### GIVEN REQUEST
Output every line of the entries from the line containing "Extract the structured" through the last, exactly, with no other content.

[Some records]
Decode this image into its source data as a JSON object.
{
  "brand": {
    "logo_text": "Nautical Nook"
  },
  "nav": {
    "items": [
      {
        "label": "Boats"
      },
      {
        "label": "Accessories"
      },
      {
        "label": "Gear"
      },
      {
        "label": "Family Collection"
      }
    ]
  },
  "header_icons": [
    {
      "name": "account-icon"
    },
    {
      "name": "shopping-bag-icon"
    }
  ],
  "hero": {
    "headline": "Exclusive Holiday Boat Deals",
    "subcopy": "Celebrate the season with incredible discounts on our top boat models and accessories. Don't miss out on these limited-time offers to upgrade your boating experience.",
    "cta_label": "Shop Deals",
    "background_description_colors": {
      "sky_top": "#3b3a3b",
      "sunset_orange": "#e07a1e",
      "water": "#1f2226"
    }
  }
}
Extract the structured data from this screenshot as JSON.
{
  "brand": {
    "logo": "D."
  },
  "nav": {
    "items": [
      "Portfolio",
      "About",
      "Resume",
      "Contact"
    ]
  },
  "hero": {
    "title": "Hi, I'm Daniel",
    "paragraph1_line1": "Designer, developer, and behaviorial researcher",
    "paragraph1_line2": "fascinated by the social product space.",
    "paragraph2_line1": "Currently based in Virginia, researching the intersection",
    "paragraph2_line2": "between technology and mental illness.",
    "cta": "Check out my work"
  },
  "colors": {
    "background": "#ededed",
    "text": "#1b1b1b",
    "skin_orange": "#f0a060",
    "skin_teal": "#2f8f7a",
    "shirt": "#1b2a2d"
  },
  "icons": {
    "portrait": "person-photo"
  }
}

### TASK SOLUTION
Extract the structured data from this screenshot as JSON.
{
  "brand": {
    "logo": "D."
  },
  "nav": {
    "items": [
      "Portfolio",
      "About",
      "Resume",
      "Contact"
    ]
  },
  "hero": {
    "title": "Hi, I'm Daniel",
    "paragraph1_line1": "Designer, developer, and behaviorial researcher",
    "paragraph1_line2": "fascinated by the social product space.",
    "paragraph2_line1": "Currently based in Virginia, researching the intersection",
    "paragraph2_line2": "between technology and mental illness.",
    "cta": "Check out my work"
  },
  "colors": {
    "background": "#ededed",
    "text": "#1b1b1b",
    "skin_orange": "#f0a060",
    "skin_teal": "#2f8f7a",
    "shirt": "#1b2a2d"
  },
  "icons": {
    "portrait": "person-photo"
  }
}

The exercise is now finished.